CONSIGNE A
Dans le texte sur la pêche au cordeau, quelle longueur a la ligne en lin câblé ou en soie ?
CONSIGNE B
Rédigez la suite du texte consacré à la pêche au cordeau, en reprenant après sa dernière phrase.

TEXTE SOURCE

__________

La pêche au cordeau – Les précurseurs du surfcasting – Nous sommes en septembre 1950, Pierre Lartigue raconte dans le Chasseur Français comment on pêchait au cordeau dans les années 1935-1940 sur les plages landaises.

1950 Je ne me doutais certes pas, il y a vingt ou vingt-cinq ans, quand je pêchais au cordeau sur les plages sableuses, que je faisais du surf-casting sans le savoir. Actuellement, on ne pêche plus au cordeau ou au libouret ; il est beaucoup plus distingué de dire qu’on pêche au surf-casting quand on lance d’une plage, à l’aide d’une canne et d’un moulinet, une ligne fortement plombée en tête et munie de 2 ou 3 hameçons qui pêchent dans les brisants ; surf-casting signifie, en effet, lancer dans les brisants.

Le surf-casting connaît actuellement une grande vogue sur toutes nos côtes plates et sur bien des jetées.

Il était rare, quelques années avant la guerre de 1939, de trouver, notamment sur les côtes landaises et girondines, quelques pêcheurs en mer munis de cannes à lancer, alors qu’aujourd’hui ils y sont nombreux. La pêche se faisait alors au cordeau, qui correspond exactement au libouret des plages de la Manche ; actuellement, cette pêche au cordeau n’est plus pratiquée sur les plages que par quelques attardés ; j’excepte toutefois les pêcheurs aux poissons plats, tels que le turbot, qui, à l’automne, connaissent de belles réussites.

Le cordeau ou libouret se compose d’une ligne en lin câblé ou en soie, longue de 60 à 100 mètres, continuée par un bas de ligne un peu plus fort, de 8 à 10 mètres, terminé par un plomb en forme d’ancre ou de poire de 200 à 300 grammes. Ce plomb porte 4 fils de cuivre malléables, ce qui lui permet de s’accrocher dans le sable, de ne pas être emporté par les brisants et de pouvoir être retiré facilement par le pêcheur grâce à la souplesse du fil de cuivre.

Le dévidoir, l'ancêtre du moulinet.
Le dévidoir, l’ancêtre du moulinet.

La ligne s’est peu à peu améliorée ; on a employé pour le bas de ligne du gut ou du nylon, et, actuellement, la ligne est souvent entièrement en nylon de 50 ou 60 centièmes, ce qui évite au pêcheur, après une journée de pêche, d’avoir à tremper son cordeau dans l’eau douce et de l’étendre pour le faire sécher, ce qui est une corvée indispensable avec les lignes en lin, sous peine de les voir pourrir.

Sur le bas de ligne, on place 2 ou 3 hameçons à une distance de 80 centimètres, le premier étant placé à 50 centimètres environ du plomb. L’hameçon doit être solide, de forme légèrement carrée et est monté sur nylon 50 centièmes ; un avançon d’une vingtaine de centimètres est accroché au bout. Sur les plages rocheuses et sur les jetées, le plomb en forme d’ancre, qui risquerait trop de s’accrocher et de se perdre, est remplacé par un plomb plat sans fil.

Le cordeau ou libouret était autrefois lancé à la main : le pêcheur faisait tournoyer d’une main au-dessus de sa tête la ligne portant hameçons esches et plomb, et lâchait son fil tel une fronde ; le fil, préalablement déroulé sur le sable, suivait le plomb dans la mer sur une longueur atteignant parfois 30 mètres.

__________

DONNÉES
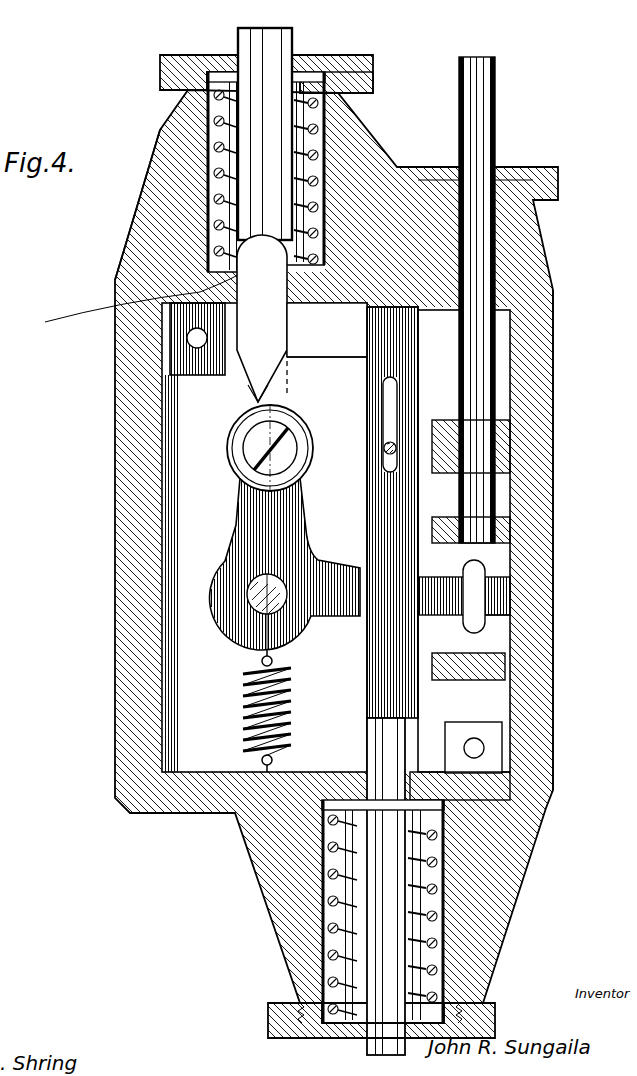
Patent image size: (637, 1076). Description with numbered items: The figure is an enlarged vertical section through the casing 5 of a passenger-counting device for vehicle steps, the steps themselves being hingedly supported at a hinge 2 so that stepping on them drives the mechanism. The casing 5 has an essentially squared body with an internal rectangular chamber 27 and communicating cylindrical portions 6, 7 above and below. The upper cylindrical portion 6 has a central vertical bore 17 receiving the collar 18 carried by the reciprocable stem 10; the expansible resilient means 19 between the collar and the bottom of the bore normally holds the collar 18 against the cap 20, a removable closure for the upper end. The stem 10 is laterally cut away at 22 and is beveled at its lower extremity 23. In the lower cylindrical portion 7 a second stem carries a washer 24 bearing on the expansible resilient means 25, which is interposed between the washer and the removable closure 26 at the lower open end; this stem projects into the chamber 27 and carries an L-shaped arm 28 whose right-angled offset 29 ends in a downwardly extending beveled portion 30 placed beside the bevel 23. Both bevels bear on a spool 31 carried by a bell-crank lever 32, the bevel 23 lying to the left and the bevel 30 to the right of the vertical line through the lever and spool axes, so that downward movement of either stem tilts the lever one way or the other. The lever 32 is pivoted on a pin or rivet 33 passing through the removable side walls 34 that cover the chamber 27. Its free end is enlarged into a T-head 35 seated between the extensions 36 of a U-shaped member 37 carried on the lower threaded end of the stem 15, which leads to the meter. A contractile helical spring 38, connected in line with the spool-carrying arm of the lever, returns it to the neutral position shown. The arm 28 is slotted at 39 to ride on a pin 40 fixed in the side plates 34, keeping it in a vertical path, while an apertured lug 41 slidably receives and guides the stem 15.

The hinged support 2 is at (127, 301).
The casing 5 is at (556, 490).
The upper cylindrical portion 6 is at (123, 223).
The cylindrical portion 7 is at (512, 897).
The reciprocable stem 10 is at (293, 42).
The stem 15 is at (496, 103).
The central vertical bore 17 is at (322, 140).
The collar 18 is at (222, 72).
The expansible resilient means 19 is at (207, 180).
The cap 20 is at (372, 72).
The lateral cut-away 22 is at (262, 318).
The beveled lower extremity 23 is at (255, 401).
The washer 24 is at (445, 800).
The expansible resilient means 25 is at (447, 866).
The removable closure 26 is at (495, 1012).
The internal rectangular chamber 27 is at (500, 700).
The L-shaped arm 28 is at (375, 652).
The right-angled offset 29 is at (356, 345).
The beveled portion 30 is at (300, 372).
The spool 31 is at (228, 463).
The bell-crank lever 32 is at (247, 531).
The pin or rivet 33 is at (250, 606).
The removable side walls 34 is at (196, 537).
The T-head 35 is at (482, 592).
The extensions 36 is at (510, 528).
The U-shaped member 37 is at (500, 613).
The contractile helical spring 38 is at (243, 707).
The slot 39 is at (396, 405).
The pin 40 is at (394, 442).
The lug 41 is at (500, 428).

__________

RÉPONSE RÉDIGÉE A
Elle mesure de 60 à 100 mètres.

RÉPONSE RÉDIGÉE B
Le pêcheur a évidemment avantage à se mettre en maillot de bain et d’avancer le plus possible, en profitant du retrait de la vague pour gagner le maximum de distance.

Cette méthode présente des dangers pour les voisins du lanceur et pour le lanceur lui-même ; on a vu parfois des hameçons lancés d’une main vigoureuse, labourer l’oreille ou les doigts du pêcheur. Il est évident que le montage du bas de ligne doit être fait, en ce cas, suivant la taille du lanceur. Nous ne saurions trop recommander d’avoir des avançons courts, surtout sur le premier hameçon, le plus rapproché de la main du pêcheur.

Un progrès très net a été accompli par l’usage de la perche. C’est un bambou de 2m,50 à 3 mètres, terminé par une petite fourche en bois ; le pêcheur passe le bas de ligne dans la fourche, balance deux ou trois fois le plomb au bout du bas de ligne et lance le tout à la mer ; on atteint ainsi 40 ou 50 mètres, mais il est bon de prendre un plomb assez lourd, de 300 à 400 grammes, et de dérouler rationnellement son fil sur le sable. Le lancer exécuté, le fil de lin est tendu et attaché perpendiculairement à la rive à un piquet souple, planté sur la grève ; ce piquet permet, par les oscillations de sa pointe, de déceler les touches du poisson. La touche peut aussi se sentir à la main ; cela permet au pêcheur de s’allonger mollement sur la grève et de goûter une douce somnolence sous le soleil, le fil enroulé sur l’index ; la moindre touche aura vite fait de le réveiller, surtout si elle est due à un camarade malicieux trop heureux, à l’aide d’une secousse sur la ligne, de voir sa victime sursauter comme mue par une décharge électrique.

Cette pêche se pratique également la nuit ; la pêche nocturne est d’ailleurs plus fructueuse, notamment pour des poissons comme le bar ou le maigre. J’ajoute que, si la pêche de nuit est interdite en rivière, elle ne l’est pas en mer.

Chaque pêcheur ayant à surveiller 2 ou 3 cordeaux, il est bon de placer, à chaque piquet, un petit grelot dont le tintement avertira le pêcheur à chaque touche, qu’il arrivera vite à distinguer des oscillations dues aux vagues.

Les appâts employés sont surtout le gros ver marin ou arénicole, divers coquillages comme le lagagnon et des morceaux de seiche ; ces appâts sont surtout appréciés par le maigre, la verrue, le bar et les petits squales. Sur les côtes bretonnes de la Manche, on prendra des poissons plats, et notamment des carrelets, des lieux, des tacauds et même, l’hiver, des morues. En automne, et surtout sur les côtes landaises, on eschera avec des morceaux d’anguilles, pour capturer des turbots.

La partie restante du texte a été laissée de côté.